EXERCISE DIRECTIONS →
Reproduce the listing below in full, substituting "point-marker" for every occurrence of "price-marker" and leaving everything else unchanged.

PROVIDED DATA →
————————

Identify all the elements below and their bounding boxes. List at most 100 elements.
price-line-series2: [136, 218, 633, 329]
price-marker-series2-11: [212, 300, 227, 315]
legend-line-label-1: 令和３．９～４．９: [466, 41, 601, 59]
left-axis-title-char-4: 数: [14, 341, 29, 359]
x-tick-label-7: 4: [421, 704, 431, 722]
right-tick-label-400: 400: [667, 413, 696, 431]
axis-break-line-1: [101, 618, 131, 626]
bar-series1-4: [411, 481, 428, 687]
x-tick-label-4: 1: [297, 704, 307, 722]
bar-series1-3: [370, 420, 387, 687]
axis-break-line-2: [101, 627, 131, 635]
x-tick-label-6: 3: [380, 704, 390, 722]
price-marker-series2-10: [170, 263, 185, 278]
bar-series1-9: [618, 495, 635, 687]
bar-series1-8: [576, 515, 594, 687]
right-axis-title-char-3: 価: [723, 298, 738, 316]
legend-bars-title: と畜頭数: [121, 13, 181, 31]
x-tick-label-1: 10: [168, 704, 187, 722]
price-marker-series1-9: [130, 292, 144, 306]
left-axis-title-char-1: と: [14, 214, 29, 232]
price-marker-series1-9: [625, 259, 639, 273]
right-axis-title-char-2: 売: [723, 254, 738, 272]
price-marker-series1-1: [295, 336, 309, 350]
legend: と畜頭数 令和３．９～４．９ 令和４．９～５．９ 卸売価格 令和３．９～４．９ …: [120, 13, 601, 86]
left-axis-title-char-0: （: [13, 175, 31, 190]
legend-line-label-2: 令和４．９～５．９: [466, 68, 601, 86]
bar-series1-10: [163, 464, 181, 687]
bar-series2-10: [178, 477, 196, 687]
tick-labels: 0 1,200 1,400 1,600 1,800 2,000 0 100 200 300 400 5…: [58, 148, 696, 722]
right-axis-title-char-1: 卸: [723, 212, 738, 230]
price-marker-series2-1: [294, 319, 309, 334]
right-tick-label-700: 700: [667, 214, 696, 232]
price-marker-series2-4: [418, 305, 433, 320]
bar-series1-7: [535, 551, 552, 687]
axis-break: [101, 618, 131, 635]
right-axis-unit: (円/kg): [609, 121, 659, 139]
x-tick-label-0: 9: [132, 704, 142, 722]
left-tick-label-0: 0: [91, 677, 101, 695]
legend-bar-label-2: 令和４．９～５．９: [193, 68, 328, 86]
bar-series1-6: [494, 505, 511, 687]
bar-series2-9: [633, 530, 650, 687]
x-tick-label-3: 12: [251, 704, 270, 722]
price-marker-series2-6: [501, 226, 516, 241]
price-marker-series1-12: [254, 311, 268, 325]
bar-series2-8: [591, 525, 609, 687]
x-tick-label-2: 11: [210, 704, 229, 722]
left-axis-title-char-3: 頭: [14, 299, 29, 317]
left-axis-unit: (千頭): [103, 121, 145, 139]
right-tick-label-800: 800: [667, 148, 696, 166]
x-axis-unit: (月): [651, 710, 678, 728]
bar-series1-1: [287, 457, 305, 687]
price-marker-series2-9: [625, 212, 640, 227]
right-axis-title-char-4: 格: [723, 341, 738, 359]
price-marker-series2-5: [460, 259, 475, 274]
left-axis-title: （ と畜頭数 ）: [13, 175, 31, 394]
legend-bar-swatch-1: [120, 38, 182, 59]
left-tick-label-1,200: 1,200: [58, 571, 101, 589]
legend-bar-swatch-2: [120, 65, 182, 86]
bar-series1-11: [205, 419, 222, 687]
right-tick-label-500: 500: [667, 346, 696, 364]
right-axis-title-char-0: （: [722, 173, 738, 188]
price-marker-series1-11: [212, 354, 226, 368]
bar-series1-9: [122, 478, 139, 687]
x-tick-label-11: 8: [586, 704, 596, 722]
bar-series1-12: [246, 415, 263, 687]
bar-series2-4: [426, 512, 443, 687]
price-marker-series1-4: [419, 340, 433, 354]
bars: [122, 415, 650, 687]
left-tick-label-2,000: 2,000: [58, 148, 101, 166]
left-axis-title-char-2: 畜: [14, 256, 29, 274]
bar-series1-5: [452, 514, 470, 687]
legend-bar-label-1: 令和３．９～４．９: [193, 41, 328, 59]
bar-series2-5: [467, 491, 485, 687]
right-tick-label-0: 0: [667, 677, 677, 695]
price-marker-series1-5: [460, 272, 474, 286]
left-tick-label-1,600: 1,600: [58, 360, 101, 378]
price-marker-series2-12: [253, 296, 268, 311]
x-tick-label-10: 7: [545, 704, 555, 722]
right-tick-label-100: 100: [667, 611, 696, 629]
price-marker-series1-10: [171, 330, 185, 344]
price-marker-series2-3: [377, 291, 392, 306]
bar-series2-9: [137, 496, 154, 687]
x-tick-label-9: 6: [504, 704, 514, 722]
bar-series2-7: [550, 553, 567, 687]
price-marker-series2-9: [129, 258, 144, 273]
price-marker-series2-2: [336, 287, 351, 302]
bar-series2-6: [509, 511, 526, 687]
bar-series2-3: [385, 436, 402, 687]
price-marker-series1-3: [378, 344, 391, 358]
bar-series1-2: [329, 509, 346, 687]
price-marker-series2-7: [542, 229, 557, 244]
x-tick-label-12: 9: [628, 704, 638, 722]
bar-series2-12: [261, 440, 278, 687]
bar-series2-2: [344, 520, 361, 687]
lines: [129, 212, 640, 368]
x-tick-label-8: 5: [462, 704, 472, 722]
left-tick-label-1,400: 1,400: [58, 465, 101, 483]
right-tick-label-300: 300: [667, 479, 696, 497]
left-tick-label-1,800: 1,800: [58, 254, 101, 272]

————————

ANSWER TO THE PROBLEM →
Identify all the elements below and their bounding boxes. List at most 100 elements.
price-line-series2: [136, 218, 633, 329]
point-marker-series2-11: [212, 300, 227, 315]
legend-line-label-1: 令和３．９～４．９: [466, 41, 601, 59]
left-axis-title-char-4: 数: [14, 341, 29, 359]
x-tick-label-7: 4: [421, 704, 431, 722]
right-tick-label-400: 400: [667, 413, 696, 431]
axis-break-line-1: [101, 618, 131, 626]
bar-series1-4: [411, 481, 428, 687]
x-tick-label-4: 1: [297, 704, 307, 722]
bar-series1-3: [370, 420, 387, 687]
axis-break-line-2: [101, 627, 131, 635]
x-tick-label-6: 3: [380, 704, 390, 722]
point-marker-series2-10: [170, 263, 185, 278]
bar-series1-9: [618, 495, 635, 687]
bar-series1-8: [576, 515, 594, 687]
right-axis-title-char-3: 価: [723, 298, 738, 316]
legend-bars-title: と畜頭数: [121, 13, 181, 31]
x-tick-label-1: 10: [168, 704, 187, 722]
point-marker-series1-9: [130, 292, 144, 306]
left-axis-title-char-1: と: [14, 214, 29, 232]
point-marker-series1-9: [625, 259, 639, 273]
right-axis-title-char-2: 売: [723, 254, 738, 272]
point-marker-series1-1: [295, 336, 309, 350]
legend: と畜頭数 令和３．９～４．９ 令和４．９～５．９ 卸売価格 令和３．９～４．９ …: [120, 13, 601, 86]
left-axis-title-char-0: （: [13, 175, 31, 190]
legend-line-label-2: 令和４．９～５．９: [466, 68, 601, 86]
bar-series1-10: [163, 464, 181, 687]
bar-series2-10: [178, 477, 196, 687]
tick-labels: 0 1,200 1,400 1,600 1,800 2,000 0 100 200 300 400 5…: [58, 148, 696, 722]
right-axis-title-char-1: 卸: [723, 212, 738, 230]
point-marker-series2-1: [294, 319, 309, 334]
right-tick-label-700: 700: [667, 214, 696, 232]
point-marker-series2-4: [418, 305, 433, 320]
bar-series1-7: [535, 551, 552, 687]
axis-break: [101, 618, 131, 635]
right-axis-unit: (円/kg): [609, 121, 659, 139]
x-tick-label-0: 9: [132, 704, 142, 722]
left-tick-label-0: 0: [91, 677, 101, 695]
legend-bar-label-2: 令和４．９～５．９: [193, 68, 328, 86]
bar-series1-6: [494, 505, 511, 687]
bar-series2-9: [633, 530, 650, 687]
x-tick-label-3: 12: [251, 704, 270, 722]
point-marker-series2-6: [501, 226, 516, 241]
point-marker-series1-12: [254, 311, 268, 325]
bar-series2-8: [591, 525, 609, 687]
x-tick-label-2: 11: [210, 704, 229, 722]
left-axis-title-char-3: 頭: [14, 299, 29, 317]
left-axis-unit: (千頭): [103, 121, 145, 139]
right-tick-label-800: 800: [667, 148, 696, 166]
x-axis-unit: (月): [651, 710, 678, 728]
bar-series1-1: [287, 457, 305, 687]
point-marker-series2-9: [625, 212, 640, 227]
right-axis-title-char-4: 格: [723, 341, 738, 359]
point-marker-series2-5: [460, 259, 475, 274]
left-axis-title: （ と畜頭数 ）: [13, 175, 31, 394]
legend-bar-swatch-1: [120, 38, 182, 59]
left-tick-label-1,200: 1,200: [58, 571, 101, 589]
legend-bar-swatch-2: [120, 65, 182, 86]
bar-series1-11: [205, 419, 222, 687]
right-tick-label-500: 500: [667, 346, 696, 364]
right-axis-title-char-0: （: [722, 173, 738, 188]
point-marker-series1-11: [212, 354, 226, 368]
bar-series1-9: [122, 478, 139, 687]
x-tick-label-11: 8: [586, 704, 596, 722]
bar-series1-12: [246, 415, 263, 687]
bar-series2-4: [426, 512, 443, 687]
point-marker-series1-4: [419, 340, 433, 354]
bars: [122, 415, 650, 687]
left-tick-label-2,000: 2,000: [58, 148, 101, 166]
left-axis-title-char-2: 畜: [14, 256, 29, 274]
bar-series1-5: [452, 514, 470, 687]
legend-bar-label-1: 令和３．９～４．９: [193, 41, 328, 59]
bar-series2-5: [467, 491, 485, 687]
right-tick-label-0: 0: [667, 677, 677, 695]
point-marker-series1-5: [460, 272, 474, 286]
left-tick-label-1,600: 1,600: [58, 360, 101, 378]
point-marker-series2-12: [253, 296, 268, 311]
x-tick-label-10: 7: [545, 704, 555, 722]
right-tick-label-100: 100: [667, 611, 696, 629]
point-marker-series1-10: [171, 330, 185, 344]
point-marker-series2-3: [377, 291, 392, 306]
bar-series2-9: [137, 496, 154, 687]
x-tick-label-9: 6: [504, 704, 514, 722]
bar-series2-7: [550, 553, 567, 687]
point-marker-series2-9: [129, 258, 144, 273]
point-marker-series2-2: [336, 287, 351, 302]
bar-series2-6: [509, 511, 526, 687]
bar-series2-3: [385, 436, 402, 687]
point-marker-series1-3: [378, 344, 391, 358]
bar-series1-2: [329, 509, 346, 687]
point-marker-series2-7: [542, 229, 557, 244]
x-tick-label-12: 9: [628, 704, 638, 722]
bar-series2-12: [261, 440, 278, 687]
bar-series2-2: [344, 520, 361, 687]
lines: [129, 212, 640, 368]
x-tick-label-8: 5: [462, 704, 472, 722]
left-tick-label-1,400: 1,400: [58, 465, 101, 483]
right-tick-label-300: 300: [667, 479, 696, 497]
left-tick-label-1,800: 1,800: [58, 254, 101, 272]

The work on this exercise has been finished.